━━ MATERIAL PROVIDED ━━

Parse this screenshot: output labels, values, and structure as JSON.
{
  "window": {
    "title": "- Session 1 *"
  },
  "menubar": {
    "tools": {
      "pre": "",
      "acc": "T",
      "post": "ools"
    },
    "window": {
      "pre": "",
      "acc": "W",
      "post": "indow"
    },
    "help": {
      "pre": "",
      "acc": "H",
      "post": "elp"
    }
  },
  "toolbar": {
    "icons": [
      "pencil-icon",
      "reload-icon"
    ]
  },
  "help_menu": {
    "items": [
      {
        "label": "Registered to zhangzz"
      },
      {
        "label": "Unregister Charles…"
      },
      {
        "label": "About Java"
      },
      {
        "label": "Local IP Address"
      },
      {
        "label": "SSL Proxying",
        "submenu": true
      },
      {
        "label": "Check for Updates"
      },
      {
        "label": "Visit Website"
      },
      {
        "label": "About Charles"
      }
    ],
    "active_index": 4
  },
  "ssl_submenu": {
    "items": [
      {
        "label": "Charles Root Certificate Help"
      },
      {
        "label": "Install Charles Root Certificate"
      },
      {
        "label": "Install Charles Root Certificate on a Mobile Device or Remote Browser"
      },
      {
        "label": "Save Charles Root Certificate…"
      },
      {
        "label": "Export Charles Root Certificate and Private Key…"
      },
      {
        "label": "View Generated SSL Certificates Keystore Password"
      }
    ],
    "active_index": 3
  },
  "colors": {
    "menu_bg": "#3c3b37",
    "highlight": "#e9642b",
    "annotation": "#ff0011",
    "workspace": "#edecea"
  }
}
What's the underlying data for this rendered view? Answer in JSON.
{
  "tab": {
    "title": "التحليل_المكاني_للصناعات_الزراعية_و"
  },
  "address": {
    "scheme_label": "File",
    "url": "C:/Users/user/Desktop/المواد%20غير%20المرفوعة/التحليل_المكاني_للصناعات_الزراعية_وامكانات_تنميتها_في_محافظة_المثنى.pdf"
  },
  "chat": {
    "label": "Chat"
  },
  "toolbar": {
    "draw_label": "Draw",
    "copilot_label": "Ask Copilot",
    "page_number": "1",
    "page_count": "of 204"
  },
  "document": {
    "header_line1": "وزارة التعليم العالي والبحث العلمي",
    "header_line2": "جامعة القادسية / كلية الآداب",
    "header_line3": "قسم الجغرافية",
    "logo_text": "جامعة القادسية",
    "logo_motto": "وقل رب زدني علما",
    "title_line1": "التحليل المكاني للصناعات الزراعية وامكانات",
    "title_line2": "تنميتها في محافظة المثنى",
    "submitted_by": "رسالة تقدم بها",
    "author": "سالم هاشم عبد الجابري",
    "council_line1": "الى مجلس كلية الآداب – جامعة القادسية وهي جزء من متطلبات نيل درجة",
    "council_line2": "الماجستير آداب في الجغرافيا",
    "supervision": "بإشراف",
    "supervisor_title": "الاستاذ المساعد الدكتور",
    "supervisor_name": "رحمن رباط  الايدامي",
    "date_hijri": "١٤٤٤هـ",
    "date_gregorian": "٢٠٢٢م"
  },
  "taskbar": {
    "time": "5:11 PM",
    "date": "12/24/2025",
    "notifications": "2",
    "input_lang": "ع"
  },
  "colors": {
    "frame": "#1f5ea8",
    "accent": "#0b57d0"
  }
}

━━━

• WHAT THE TASK ASKS:
Return every line from the records above that holds the word "جامعة".

• SOLUTION TO THE EXERCISE:
    "header_line2": "جامعة القادسية / كلية الآداب",
    "logo_text": "جامعة القادسية",
    "council_line1": "الى مجلس كلية الآداب – جامعة القادسية وهي جزء من متطلبات نيل درجة",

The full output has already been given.